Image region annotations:
___

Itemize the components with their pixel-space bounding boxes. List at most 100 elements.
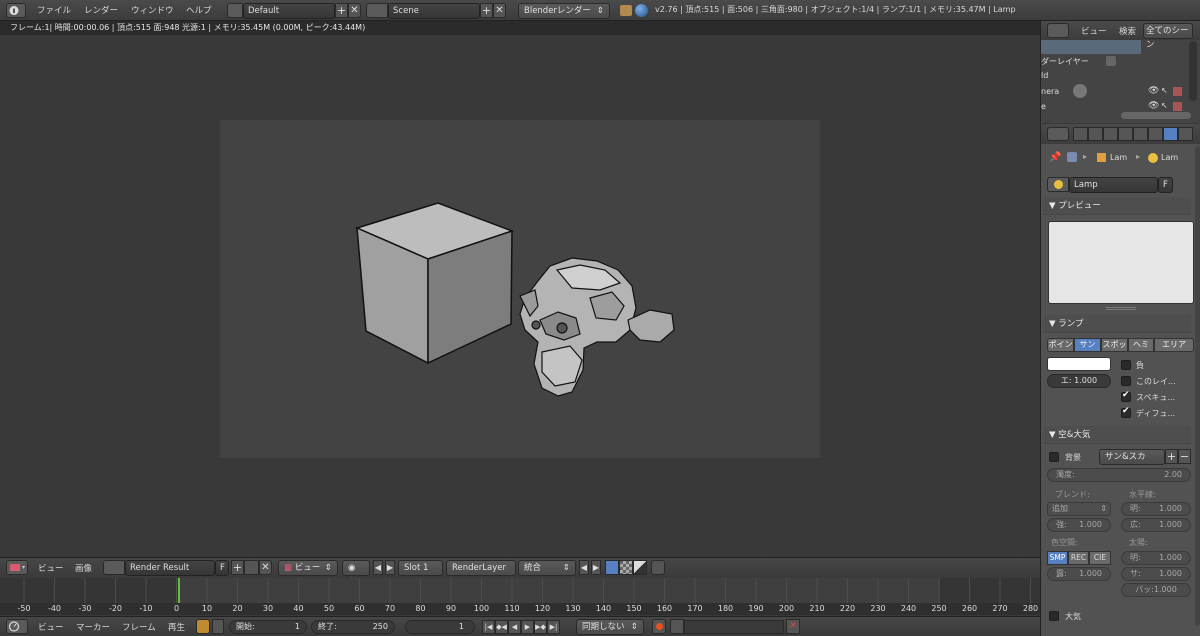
layout-browse-icon[interactable] <box>227 3 243 18</box>
lamp-type-area-tab[interactable]: エリア <box>1154 338 1194 352</box>
lamp-data-tab-icon[interactable] <box>1163 127 1178 141</box>
preview-range-icon[interactable] <box>196 619 210 634</box>
render-layer-select[interactable]: RenderLayer <box>446 560 516 576</box>
jump-end-icon[interactable]: ▶| <box>547 620 560 634</box>
lamp-type-hemi-tab[interactable]: ヘミ <box>1128 338 1154 352</box>
render-tab-icon[interactable] <box>1073 127 1088 141</box>
lamp-browse-icon[interactable] <box>1047 177 1069 192</box>
pivot-select[interactable]: ◉ ⇕ <box>342 560 370 587</box>
next-keyframe-icon[interactable]: ▶◆ <box>534 620 547 634</box>
lamp-type-spot-tab[interactable]: スポッ <box>1101 338 1128 352</box>
layout-add-icon[interactable]: + <box>335 3 348 18</box>
record-icon[interactable] <box>652 619 666 634</box>
world-tab-icon[interactable] <box>1118 127 1133 141</box>
scene-remove-icon[interactable]: ✕ <box>493 3 506 18</box>
visibility-eye-icon[interactable]: 👁 <box>1148 86 1159 96</box>
lamp-type-sun-tab[interactable]: サン <box>1074 338 1101 352</box>
scene-add-icon[interactable]: + <box>480 3 493 18</box>
specular-checkbox[interactable] <box>1121 390 1131 402</box>
keying-set-icon[interactable] <box>670 619 684 634</box>
outliner-row-lamp[interactable]: e <box>1041 102 1046 111</box>
editor-type-timeline-icon[interactable] <box>6 619 28 634</box>
colorspace-cie-tab[interactable]: CIE <box>1089 551 1111 565</box>
lamp-energy-field[interactable]: エ: 1.000 <box>1047 374 1111 388</box>
sun-brightness-field[interactable]: 明: 1.000 <box>1121 551 1191 565</box>
outliner-menu-search[interactable]: 検索 <box>1119 25 1136 37</box>
render-layers-tab-icon[interactable] <box>1088 127 1103 141</box>
constraints-tab-icon[interactable] <box>1148 127 1163 141</box>
sky-preset-select[interactable]: サン&スカ <box>1099 449 1165 465</box>
display-zbuffer-icon[interactable] <box>633 560 647 575</box>
sync-mode-select[interactable]: 同期しない ⇕ <box>576 619 644 635</box>
lamp-color-swatch[interactable] <box>1047 357 1111 371</box>
lamp-fake-user-button[interactable]: F <box>1158 177 1173 193</box>
scene-browse-icon[interactable] <box>366 3 388 18</box>
jump-start-icon[interactable]: |◀ <box>482 620 495 634</box>
end-frame-field[interactable]: 終了: 250 <box>311 620 395 634</box>
pin-icon[interactable]: 📌 <box>1049 152 1061 163</box>
editor-type-image-icon[interactable] <box>6 560 28 575</box>
image-open-folder-icon[interactable] <box>244 560 259 575</box>
editor-type-properties-icon[interactable] <box>1047 127 1069 141</box>
lamp-panel-header[interactable]: ▼ ランプ <box>1043 315 1191 333</box>
pass-prev-icon[interactable]: ◀ <box>579 560 589 575</box>
start-frame-field[interactable]: 開始: 1 <box>229 620 307 634</box>
layout-name-field[interactable]: Default <box>243 3 335 19</box>
sun-size-field[interactable]: サ: 1.000 <box>1121 567 1191 581</box>
colorspace-smpte-tab[interactable]: SMP <box>1047 551 1068 565</box>
colorspace-rec709-tab[interactable]: REC <box>1068 551 1089 565</box>
sky-atmosphere-panel-header[interactable]: ▼ 空&大気 <box>1043 426 1191 444</box>
timeline-menu-marker[interactable]: マーカー <box>76 621 110 633</box>
slot-prev-icon[interactable]: ◀ <box>373 560 383 575</box>
scene-tab-icon[interactable] <box>1103 127 1118 141</box>
timeline-menu-playback[interactable]: 再生 <box>168 621 185 633</box>
slot-select[interactable]: Slot 1 <box>398 560 443 576</box>
prev-keyframe-icon[interactable]: ◆◀ <box>495 620 508 634</box>
renderable-camera-icon-2[interactable] <box>1173 102 1182 111</box>
outliner-menu-view[interactable]: ビュー <box>1081 25 1107 37</box>
image-fake-user-button[interactable]: F <box>215 560 229 576</box>
editor-type-outliner-icon[interactable] <box>1047 23 1069 38</box>
menu-file[interactable]: ファイル <box>37 4 71 16</box>
lock-icon[interactable] <box>212 619 224 634</box>
outliner-row-world[interactable]: ld <box>1041 71 1048 80</box>
menu-view[interactable]: ビュー <box>38 562 64 574</box>
menu-window[interactable]: ウィンドウ <box>131 4 174 16</box>
image-name-field[interactable]: Render Result <box>125 560 215 576</box>
negative-checkbox[interactable] <box>1121 360 1131 370</box>
layout-remove-icon[interactable]: ✕ <box>348 3 361 18</box>
lamp-type-point-tab[interactable]: ポイン <box>1047 338 1074 352</box>
this-layer-checkbox[interactable] <box>1121 376 1131 386</box>
editor-type-info-icon[interactable] <box>6 3 26 18</box>
outliner-selected-row[interactable] <box>1041 40 1141 54</box>
preview-panel-header[interactable]: ▼ プレビュー <box>1043 197 1191 215</box>
texture-tab-icon[interactable] <box>1178 127 1193 141</box>
selectable-arrow-icon-2[interactable]: ↖ <box>1161 101 1168 110</box>
lamp-datablock-field[interactable]: Lamp <box>1069 177 1158 193</box>
diffuse-checkbox[interactable] <box>1121 406 1131 418</box>
render-pass-select[interactable]: 統合 ⇕ <box>518 560 576 576</box>
object-tab-icon[interactable] <box>1133 127 1148 141</box>
image-browse-icon[interactable] <box>103 560 125 575</box>
current-frame-field[interactable]: 1 <box>405 620 475 634</box>
atmosphere-checkbox[interactable] <box>1049 611 1059 621</box>
sky-preset-add-icon[interactable]: + <box>1165 449 1178 464</box>
exposure-field[interactable]: 露: 1.000 <box>1047 567 1111 581</box>
horizon-spread-field[interactable]: 広: 1.000 <box>1121 518 1191 532</box>
render-engine-select[interactable]: Blenderレンダー ⇕ <box>518 3 610 19</box>
image-new-icon[interactable]: + <box>231 560 244 575</box>
menu-help[interactable]: ヘルプ <box>186 4 212 16</box>
properties-scrollbar[interactable] <box>1195 146 1200 626</box>
menu-render[interactable]: レンダー <box>84 4 118 16</box>
outliner-scrollbar[interactable] <box>1189 41 1197 101</box>
sky-background-checkbox[interactable] <box>1049 452 1059 462</box>
play-reverse-icon[interactable]: ◀ <box>508 620 521 634</box>
outliner-row-render-layers[interactable]: ダーレイヤー <box>1041 56 1089 67</box>
renderable-camera-icon[interactable] <box>1173 87 1182 96</box>
selectable-arrow-icon[interactable]: ↖ <box>1161 86 1168 95</box>
keying-set-field[interactable] <box>684 620 784 634</box>
view-mode-select[interactable]: ▦ ビュー ⇕ <box>278 560 338 576</box>
sky-preset-remove-icon[interactable]: − <box>1178 449 1191 464</box>
preview-resize-handle[interactable] <box>1106 307 1136 310</box>
outliner-display-mode-select[interactable]: 全てのシーン <box>1143 23 1193 50</box>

___

Rewrite every line of the data above, changing "interactable" to "clickable" wherever it occurs and leaving everything else as it is. Omit the pictures from your output.

Itemize the components with their pixel-space bounding boxes. List at most 100 elements.
layout-browse-icon[clickable] <box>227 3 243 18</box>
lamp-type-area-tab[clickable]: エリア <box>1154 338 1194 352</box>
lamp-data-tab-icon[clickable] <box>1163 127 1178 141</box>
preview-range-icon[clickable] <box>196 619 210 634</box>
render-layer-select[clickable]: RenderLayer <box>446 560 516 576</box>
jump-end-icon[clickable]: ▶| <box>547 620 560 634</box>
lamp-type-hemi-tab[clickable]: ヘミ <box>1128 338 1154 352</box>
render-tab-icon[clickable] <box>1073 127 1088 141</box>
lamp-browse-icon[clickable] <box>1047 177 1069 192</box>
pivot-select[clickable]: ◉ ⇕ <box>342 560 370 587</box>
next-keyframe-icon[clickable]: ▶◆ <box>534 620 547 634</box>
lamp-type-spot-tab[clickable]: スポッ <box>1101 338 1128 352</box>
layout-add-icon[clickable]: + <box>335 3 348 18</box>
record-icon[clickable] <box>652 619 666 634</box>
world-tab-icon[clickable] <box>1118 127 1133 141</box>
scene-remove-icon[clickable]: ✕ <box>493 3 506 18</box>
visibility-eye-icon[clickable]: 👁 <box>1148 86 1159 96</box>
lamp-type-sun-tab[clickable]: サン <box>1074 338 1101 352</box>
scene-add-icon[clickable]: + <box>480 3 493 18</box>
specular-checkbox[clickable] <box>1121 390 1131 402</box>
keying-set-icon[clickable] <box>670 619 684 634</box>
outliner-row-lamp[clickable]: e <box>1041 102 1046 111</box>
editor-type-timeline-icon[clickable] <box>6 619 28 634</box>
colorspace-cie-tab[clickable]: CIE <box>1089 551 1111 565</box>
lamp-energy-field[clickable]: エ: 1.000 <box>1047 374 1111 388</box>
sun-brightness-field[clickable]: 明: 1.000 <box>1121 551 1191 565</box>
outliner-menu-search[clickable]: 検索 <box>1119 25 1136 37</box>
render-layers-tab-icon[clickable] <box>1088 127 1103 141</box>
constraints-tab-icon[clickable] <box>1148 127 1163 141</box>
sky-preset-select[clickable]: サン&スカ <box>1099 449 1165 465</box>
display-zbuffer-icon[clickable] <box>633 560 647 575</box>
sync-mode-select[clickable]: 同期しない ⇕ <box>576 619 644 635</box>
lamp-color-swatch[clickable] <box>1047 357 1111 371</box>
lamp-fake-user-button[clickable]: F <box>1158 177 1173 193</box>
scene-browse-icon[clickable] <box>366 3 388 18</box>
jump-start-icon[clickable]: |◀ <box>482 620 495 634</box>
end-frame-field[clickable]: 終了: 250 <box>311 620 395 634</box>
pin-icon[clickable]: 📌 <box>1049 152 1061 163</box>
editor-type-image-icon[clickable] <box>6 560 28 575</box>
image-open-folder-icon[clickable] <box>244 560 259 575</box>
editor-type-properties-icon[clickable] <box>1047 127 1069 141</box>
lamp-panel-header[clickable]: ▼ ランプ <box>1043 315 1191 333</box>
pass-prev-icon[clickable]: ◀ <box>579 560 589 575</box>
start-frame-field[clickable]: 開始: 1 <box>229 620 307 634</box>
layout-name-field[clickable]: Default <box>243 3 335 19</box>
sun-size-field[clickable]: サ: 1.000 <box>1121 567 1191 581</box>
colorspace-smpte-tab[clickable]: SMP <box>1047 551 1068 565</box>
colorspace-rec709-tab[clickable]: REC <box>1068 551 1089 565</box>
sky-atmosphere-panel-header[clickable]: ▼ 空&大気 <box>1043 426 1191 444</box>
timeline-menu-marker[clickable]: マーカー <box>76 621 110 633</box>
slot-prev-icon[clickable]: ◀ <box>373 560 383 575</box>
scene-tab-icon[clickable] <box>1103 127 1118 141</box>
timeline-menu-playback[clickable]: 再生 <box>168 621 185 633</box>
slot-select[clickable]: Slot 1 <box>398 560 443 576</box>
prev-keyframe-icon[clickable]: ◆◀ <box>495 620 508 634</box>
renderable-camera-icon-2[clickable] <box>1173 102 1182 111</box>
outliner-menu-view[clickable]: ビュー <box>1081 25 1107 37</box>
image-fake-user-button[clickable]: F <box>215 560 229 576</box>
editor-type-outliner-icon[clickable] <box>1047 23 1069 38</box>
menu-file[clickable]: ファイル <box>37 4 71 16</box>
lock-icon[clickable] <box>212 619 224 634</box>
outliner-row-world[clickable]: ld <box>1041 71 1048 80</box>
menu-view[clickable]: ビュー <box>38 562 64 574</box>
menu-window[clickable]: ウィンドウ <box>131 4 174 16</box>
image-name-field[clickable]: Render Result <box>125 560 215 576</box>
negative-checkbox[clickable] <box>1121 360 1131 370</box>
layout-remove-icon[clickable]: ✕ <box>348 3 361 18</box>
lamp-type-point-tab[clickable]: ポイン <box>1047 338 1074 352</box>
this-layer-checkbox[clickable] <box>1121 376 1131 386</box>
editor-type-info-icon[clickable] <box>6 3 26 18</box>
outliner-selected-row[clickable] <box>1041 40 1141 54</box>
preview-panel-header[clickable]: ▼ プレビュー <box>1043 197 1191 215</box>
texture-tab-icon[clickable] <box>1178 127 1193 141</box>
selectable-arrow-icon-2[clickable]: ↖ <box>1161 101 1168 110</box>
lamp-datablock-field[clickable]: Lamp <box>1069 177 1158 193</box>
diffuse-checkbox[clickable] <box>1121 406 1131 418</box>
render-pass-select[clickable]: 統合 ⇕ <box>518 560 576 576</box>
object-tab-icon[clickable] <box>1133 127 1148 141</box>
image-browse-icon[clickable] <box>103 560 125 575</box>
current-frame-field[clickable]: 1 <box>405 620 475 634</box>
atmosphere-checkbox[clickable] <box>1049 611 1059 621</box>
sky-preset-add-icon[clickable]: + <box>1165 449 1178 464</box>
exposure-field[clickable]: 露: 1.000 <box>1047 567 1111 581</box>
horizon-spread-field[clickable]: 広: 1.000 <box>1121 518 1191 532</box>
render-engine-select[clickable]: Blenderレンダー ⇕ <box>518 3 610 19</box>
image-new-icon[clickable]: + <box>231 560 244 575</box>
menu-help[clickable]: ヘルプ <box>186 4 212 16</box>
properties-scrollbar[clickable] <box>1195 146 1200 626</box>
menu-render[clickable]: レンダー <box>84 4 118 16</box>
outliner-scrollbar[clickable] <box>1189 41 1197 101</box>
sky-background-checkbox[clickable] <box>1049 452 1059 462</box>
play-reverse-icon[clickable]: ◀ <box>508 620 521 634</box>
outliner-row-render-layers[clickable]: ダーレイヤー <box>1041 56 1089 67</box>
renderable-camera-icon[clickable] <box>1173 87 1182 96</box>
selectable-arrow-icon[clickable]: ↖ <box>1161 86 1168 95</box>
keying-set-field[clickable] <box>684 620 784 634</box>
view-mode-select[clickable]: ▦ ビュー ⇕ <box>278 560 338 576</box>
sky-preset-remove-icon[clickable]: − <box>1178 449 1191 464</box>
preview-resize-handle[clickable] <box>1106 307 1136 310</box>
outliner-display-mode-select[clickable]: 全てのシーン <box>1143 23 1193 50</box>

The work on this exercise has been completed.